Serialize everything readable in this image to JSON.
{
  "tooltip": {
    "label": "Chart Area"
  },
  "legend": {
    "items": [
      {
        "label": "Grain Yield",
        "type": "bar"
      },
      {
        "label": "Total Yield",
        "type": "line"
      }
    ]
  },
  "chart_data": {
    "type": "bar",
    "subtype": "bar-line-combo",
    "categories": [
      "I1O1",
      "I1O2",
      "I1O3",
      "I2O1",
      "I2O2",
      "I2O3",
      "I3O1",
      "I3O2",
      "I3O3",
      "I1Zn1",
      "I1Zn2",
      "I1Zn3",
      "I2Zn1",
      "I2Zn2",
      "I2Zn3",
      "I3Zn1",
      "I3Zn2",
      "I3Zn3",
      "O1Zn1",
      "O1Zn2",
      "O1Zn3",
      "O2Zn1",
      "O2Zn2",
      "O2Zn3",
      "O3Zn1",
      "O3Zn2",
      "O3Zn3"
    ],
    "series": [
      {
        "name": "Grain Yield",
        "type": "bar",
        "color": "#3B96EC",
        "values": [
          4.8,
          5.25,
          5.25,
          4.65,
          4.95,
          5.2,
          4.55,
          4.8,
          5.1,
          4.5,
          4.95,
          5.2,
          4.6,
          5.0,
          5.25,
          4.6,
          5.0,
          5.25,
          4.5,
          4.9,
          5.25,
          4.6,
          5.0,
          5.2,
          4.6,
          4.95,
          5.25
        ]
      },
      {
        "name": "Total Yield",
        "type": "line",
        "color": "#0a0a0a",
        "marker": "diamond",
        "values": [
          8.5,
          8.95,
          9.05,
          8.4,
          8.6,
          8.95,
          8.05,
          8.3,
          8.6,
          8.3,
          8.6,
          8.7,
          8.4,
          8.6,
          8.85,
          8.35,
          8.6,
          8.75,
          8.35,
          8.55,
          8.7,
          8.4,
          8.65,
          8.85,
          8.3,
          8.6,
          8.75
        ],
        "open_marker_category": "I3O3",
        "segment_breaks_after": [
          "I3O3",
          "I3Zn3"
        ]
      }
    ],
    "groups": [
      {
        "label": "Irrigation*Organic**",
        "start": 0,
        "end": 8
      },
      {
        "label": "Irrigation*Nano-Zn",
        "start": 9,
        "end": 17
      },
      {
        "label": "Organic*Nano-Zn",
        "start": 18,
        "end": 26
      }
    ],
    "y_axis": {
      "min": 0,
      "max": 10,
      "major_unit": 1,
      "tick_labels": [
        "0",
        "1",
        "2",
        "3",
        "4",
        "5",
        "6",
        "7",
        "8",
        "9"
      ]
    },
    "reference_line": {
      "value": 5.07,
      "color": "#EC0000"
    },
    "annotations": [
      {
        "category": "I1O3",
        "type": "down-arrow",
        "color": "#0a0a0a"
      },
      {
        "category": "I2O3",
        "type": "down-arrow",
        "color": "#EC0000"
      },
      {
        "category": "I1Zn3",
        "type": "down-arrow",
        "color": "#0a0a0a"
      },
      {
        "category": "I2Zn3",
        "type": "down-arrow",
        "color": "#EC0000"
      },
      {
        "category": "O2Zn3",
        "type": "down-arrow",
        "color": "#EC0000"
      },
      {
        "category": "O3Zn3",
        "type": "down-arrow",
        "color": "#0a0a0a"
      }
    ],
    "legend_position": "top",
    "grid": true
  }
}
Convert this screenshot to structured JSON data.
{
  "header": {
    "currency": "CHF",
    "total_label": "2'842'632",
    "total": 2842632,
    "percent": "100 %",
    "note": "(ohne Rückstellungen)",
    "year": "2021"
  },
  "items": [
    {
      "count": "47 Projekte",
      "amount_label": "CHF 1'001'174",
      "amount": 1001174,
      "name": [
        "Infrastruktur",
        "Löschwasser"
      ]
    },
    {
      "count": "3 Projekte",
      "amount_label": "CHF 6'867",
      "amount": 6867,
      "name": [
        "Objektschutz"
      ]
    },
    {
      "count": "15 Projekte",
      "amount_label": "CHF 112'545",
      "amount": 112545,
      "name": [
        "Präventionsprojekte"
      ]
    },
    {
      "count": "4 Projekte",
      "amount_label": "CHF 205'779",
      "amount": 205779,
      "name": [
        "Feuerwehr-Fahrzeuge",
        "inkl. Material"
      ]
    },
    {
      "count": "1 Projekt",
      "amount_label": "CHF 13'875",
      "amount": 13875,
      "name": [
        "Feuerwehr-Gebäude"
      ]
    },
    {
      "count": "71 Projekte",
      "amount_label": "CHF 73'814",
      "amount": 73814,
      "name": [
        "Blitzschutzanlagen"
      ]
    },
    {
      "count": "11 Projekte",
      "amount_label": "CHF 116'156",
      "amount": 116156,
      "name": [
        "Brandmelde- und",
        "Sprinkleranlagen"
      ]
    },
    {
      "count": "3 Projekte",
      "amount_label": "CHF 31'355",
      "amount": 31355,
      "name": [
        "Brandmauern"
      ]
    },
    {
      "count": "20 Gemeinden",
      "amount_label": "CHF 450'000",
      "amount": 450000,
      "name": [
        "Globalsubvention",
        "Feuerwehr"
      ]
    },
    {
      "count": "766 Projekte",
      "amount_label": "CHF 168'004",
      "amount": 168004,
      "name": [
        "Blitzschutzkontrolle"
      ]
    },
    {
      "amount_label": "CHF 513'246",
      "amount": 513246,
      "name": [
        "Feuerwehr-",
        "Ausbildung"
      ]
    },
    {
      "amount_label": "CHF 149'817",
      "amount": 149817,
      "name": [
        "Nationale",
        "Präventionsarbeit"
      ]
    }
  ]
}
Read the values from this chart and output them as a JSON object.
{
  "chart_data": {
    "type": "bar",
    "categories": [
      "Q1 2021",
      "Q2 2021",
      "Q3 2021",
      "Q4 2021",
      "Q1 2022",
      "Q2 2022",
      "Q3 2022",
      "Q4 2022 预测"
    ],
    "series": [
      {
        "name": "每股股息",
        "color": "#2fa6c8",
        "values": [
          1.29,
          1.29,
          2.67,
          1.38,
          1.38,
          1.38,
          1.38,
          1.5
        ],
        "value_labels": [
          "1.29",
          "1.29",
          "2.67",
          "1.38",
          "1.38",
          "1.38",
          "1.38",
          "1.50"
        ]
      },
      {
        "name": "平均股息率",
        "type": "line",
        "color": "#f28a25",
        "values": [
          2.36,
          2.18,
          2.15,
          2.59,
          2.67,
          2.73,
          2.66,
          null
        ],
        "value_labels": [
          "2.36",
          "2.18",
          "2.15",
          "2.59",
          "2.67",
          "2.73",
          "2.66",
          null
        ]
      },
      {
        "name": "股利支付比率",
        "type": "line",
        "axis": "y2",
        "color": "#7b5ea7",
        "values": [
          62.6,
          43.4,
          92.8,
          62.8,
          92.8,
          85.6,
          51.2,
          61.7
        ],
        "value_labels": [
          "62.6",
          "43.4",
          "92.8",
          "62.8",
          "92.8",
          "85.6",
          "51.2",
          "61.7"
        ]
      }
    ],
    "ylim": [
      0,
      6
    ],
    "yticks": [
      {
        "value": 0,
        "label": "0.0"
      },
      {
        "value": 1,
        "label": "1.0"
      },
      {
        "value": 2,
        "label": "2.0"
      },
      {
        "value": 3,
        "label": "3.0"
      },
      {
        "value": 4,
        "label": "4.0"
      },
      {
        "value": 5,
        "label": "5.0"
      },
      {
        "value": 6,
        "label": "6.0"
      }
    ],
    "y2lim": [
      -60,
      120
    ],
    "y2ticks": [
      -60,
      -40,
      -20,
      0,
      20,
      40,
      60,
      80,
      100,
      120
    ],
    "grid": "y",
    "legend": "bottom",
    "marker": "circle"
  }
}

Problem description.
Look through the data above. Find each line with the string "JSON" and copy it.

Finished task.
Serialize everything readable in this image to JSON.
Convert this screenshot to structured JSON data.
Read the values from this chart and output them as a JSON object.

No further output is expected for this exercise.